> [PROBLEM REQUIREMENTS]
Go through the records underneath and count the lines that include the string "film". Give nothing but the number.

> [Items from a data source]

---

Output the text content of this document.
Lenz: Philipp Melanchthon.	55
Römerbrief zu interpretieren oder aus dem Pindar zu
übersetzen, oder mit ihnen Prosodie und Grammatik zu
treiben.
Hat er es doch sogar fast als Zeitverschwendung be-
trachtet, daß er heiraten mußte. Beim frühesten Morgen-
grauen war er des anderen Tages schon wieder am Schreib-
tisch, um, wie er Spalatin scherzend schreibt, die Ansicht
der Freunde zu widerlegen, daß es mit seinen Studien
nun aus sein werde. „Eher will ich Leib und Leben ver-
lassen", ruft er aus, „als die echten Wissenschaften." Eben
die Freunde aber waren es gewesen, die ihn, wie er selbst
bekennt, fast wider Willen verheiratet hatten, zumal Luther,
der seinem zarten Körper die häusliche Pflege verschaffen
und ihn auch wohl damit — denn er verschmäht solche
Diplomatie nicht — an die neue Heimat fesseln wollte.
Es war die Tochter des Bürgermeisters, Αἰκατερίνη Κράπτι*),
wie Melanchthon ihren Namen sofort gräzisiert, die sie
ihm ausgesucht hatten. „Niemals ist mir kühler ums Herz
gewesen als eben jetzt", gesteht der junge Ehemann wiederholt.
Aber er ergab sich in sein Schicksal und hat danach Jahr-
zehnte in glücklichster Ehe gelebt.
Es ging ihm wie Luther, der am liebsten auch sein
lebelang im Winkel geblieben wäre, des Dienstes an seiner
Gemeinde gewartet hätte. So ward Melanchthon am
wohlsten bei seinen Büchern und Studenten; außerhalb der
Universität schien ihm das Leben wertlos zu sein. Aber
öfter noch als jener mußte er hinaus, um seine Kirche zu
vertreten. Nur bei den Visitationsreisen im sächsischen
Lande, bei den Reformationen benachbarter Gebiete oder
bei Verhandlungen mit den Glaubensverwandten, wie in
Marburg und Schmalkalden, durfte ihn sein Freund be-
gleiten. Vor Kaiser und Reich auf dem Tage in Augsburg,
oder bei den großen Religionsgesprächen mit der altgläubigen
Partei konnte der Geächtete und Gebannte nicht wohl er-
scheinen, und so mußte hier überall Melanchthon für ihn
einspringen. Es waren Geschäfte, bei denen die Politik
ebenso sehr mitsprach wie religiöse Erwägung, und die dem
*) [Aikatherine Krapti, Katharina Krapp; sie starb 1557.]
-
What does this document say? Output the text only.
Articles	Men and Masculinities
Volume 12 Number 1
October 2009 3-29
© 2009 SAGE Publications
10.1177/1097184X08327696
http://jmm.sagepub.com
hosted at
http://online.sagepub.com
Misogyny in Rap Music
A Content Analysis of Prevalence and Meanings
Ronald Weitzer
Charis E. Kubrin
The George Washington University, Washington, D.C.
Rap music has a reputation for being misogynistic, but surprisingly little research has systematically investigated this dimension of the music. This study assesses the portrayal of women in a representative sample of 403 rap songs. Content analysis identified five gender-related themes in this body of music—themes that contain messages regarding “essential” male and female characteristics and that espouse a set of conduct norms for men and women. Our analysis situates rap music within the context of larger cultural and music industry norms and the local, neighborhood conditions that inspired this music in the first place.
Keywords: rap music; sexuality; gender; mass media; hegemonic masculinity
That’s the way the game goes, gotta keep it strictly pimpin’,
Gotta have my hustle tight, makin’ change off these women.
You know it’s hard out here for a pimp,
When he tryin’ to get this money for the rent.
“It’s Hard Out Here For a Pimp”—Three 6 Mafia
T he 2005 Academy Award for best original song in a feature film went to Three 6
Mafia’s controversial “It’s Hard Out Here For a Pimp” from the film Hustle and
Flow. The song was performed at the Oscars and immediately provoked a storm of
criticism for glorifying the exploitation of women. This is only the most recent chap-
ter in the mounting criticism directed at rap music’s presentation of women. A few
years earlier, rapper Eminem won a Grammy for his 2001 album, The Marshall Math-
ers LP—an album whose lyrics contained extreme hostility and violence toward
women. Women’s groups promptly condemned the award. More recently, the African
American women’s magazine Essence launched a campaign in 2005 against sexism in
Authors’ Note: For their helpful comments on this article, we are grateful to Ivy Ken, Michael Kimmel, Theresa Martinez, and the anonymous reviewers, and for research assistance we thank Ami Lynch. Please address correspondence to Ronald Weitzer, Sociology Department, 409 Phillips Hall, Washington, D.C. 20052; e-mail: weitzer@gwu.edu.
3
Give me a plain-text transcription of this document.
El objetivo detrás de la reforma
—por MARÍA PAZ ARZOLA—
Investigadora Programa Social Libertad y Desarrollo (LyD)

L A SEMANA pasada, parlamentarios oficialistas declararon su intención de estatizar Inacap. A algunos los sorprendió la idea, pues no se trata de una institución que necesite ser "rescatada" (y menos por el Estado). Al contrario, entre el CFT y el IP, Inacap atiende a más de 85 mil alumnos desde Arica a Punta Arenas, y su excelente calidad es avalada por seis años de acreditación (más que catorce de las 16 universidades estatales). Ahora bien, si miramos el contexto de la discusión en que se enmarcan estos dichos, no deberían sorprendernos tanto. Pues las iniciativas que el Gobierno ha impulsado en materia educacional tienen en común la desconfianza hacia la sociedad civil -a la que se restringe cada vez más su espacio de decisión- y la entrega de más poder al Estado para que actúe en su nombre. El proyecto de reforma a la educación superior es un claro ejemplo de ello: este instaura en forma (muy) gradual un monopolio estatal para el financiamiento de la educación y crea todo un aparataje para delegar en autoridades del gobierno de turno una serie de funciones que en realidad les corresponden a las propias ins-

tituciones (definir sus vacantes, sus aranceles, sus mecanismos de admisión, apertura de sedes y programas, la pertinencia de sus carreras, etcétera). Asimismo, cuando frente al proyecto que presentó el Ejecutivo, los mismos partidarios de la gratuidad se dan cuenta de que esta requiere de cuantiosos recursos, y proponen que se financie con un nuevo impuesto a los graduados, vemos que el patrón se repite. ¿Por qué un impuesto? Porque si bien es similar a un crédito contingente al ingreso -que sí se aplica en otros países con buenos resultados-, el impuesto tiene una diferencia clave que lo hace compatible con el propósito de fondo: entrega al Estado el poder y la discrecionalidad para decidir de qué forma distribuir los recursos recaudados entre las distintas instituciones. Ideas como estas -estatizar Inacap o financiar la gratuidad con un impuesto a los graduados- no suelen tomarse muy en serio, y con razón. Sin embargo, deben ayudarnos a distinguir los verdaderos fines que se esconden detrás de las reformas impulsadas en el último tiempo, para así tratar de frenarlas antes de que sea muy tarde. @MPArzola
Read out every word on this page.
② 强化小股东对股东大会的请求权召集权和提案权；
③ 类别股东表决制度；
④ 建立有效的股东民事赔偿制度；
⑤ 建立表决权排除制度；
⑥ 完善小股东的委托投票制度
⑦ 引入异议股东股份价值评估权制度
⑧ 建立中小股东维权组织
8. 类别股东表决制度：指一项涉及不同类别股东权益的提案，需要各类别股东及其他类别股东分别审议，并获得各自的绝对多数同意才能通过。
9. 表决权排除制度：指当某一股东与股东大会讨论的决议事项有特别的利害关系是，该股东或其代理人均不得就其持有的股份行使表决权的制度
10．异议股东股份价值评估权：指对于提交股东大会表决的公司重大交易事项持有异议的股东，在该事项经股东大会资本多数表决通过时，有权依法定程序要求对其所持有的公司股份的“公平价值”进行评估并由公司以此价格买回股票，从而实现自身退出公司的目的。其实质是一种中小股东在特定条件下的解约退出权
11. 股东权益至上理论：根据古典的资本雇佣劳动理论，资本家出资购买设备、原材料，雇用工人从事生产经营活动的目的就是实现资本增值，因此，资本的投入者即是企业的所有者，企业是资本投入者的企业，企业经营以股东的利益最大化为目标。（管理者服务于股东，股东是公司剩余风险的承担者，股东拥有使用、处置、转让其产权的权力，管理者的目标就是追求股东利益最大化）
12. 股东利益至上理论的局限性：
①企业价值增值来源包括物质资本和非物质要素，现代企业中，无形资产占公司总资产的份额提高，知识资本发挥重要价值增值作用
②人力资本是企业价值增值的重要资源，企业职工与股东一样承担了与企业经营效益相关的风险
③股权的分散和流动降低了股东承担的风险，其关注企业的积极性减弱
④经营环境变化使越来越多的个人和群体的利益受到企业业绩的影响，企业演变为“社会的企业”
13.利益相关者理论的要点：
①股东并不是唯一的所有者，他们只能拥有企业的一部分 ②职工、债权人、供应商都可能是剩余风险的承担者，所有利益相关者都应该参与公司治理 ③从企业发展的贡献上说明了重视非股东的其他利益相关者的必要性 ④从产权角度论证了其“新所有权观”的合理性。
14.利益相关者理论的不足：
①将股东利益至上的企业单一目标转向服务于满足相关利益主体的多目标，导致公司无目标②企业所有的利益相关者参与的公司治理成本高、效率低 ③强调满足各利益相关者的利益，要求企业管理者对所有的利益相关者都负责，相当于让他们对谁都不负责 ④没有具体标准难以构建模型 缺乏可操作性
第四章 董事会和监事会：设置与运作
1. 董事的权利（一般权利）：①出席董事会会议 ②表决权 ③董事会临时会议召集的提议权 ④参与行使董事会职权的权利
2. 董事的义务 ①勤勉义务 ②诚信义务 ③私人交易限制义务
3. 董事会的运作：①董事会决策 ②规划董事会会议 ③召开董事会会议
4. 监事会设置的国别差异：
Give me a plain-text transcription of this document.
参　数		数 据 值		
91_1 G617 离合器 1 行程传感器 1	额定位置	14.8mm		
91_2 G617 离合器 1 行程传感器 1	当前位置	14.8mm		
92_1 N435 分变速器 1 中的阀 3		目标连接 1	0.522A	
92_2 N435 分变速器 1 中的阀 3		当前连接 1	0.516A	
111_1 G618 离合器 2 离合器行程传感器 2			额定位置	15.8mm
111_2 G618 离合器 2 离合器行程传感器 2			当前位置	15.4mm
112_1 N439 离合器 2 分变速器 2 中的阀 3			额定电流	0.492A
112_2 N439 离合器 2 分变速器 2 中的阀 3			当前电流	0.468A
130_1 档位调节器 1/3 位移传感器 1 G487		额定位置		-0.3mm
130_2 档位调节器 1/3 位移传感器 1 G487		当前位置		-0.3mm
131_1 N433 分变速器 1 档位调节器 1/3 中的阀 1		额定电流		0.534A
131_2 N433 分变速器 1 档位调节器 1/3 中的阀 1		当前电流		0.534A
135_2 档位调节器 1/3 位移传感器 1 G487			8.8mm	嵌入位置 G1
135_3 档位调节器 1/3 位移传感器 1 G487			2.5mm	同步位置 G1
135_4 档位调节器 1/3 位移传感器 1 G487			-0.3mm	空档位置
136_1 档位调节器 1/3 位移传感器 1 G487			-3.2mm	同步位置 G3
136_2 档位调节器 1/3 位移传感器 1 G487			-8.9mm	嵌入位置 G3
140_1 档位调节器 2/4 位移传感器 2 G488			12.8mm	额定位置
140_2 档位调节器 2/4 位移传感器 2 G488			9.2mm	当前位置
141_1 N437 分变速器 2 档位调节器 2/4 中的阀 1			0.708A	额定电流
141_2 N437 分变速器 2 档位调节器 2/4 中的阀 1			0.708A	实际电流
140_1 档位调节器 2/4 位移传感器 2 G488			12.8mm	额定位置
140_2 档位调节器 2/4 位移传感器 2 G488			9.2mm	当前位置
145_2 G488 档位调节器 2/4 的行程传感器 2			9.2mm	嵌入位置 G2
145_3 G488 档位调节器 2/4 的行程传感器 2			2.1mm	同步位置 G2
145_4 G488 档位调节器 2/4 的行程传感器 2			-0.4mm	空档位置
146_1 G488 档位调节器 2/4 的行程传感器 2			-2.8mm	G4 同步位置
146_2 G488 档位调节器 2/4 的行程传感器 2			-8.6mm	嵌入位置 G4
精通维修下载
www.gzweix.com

---

> [WRITTEN SOLUTION]
2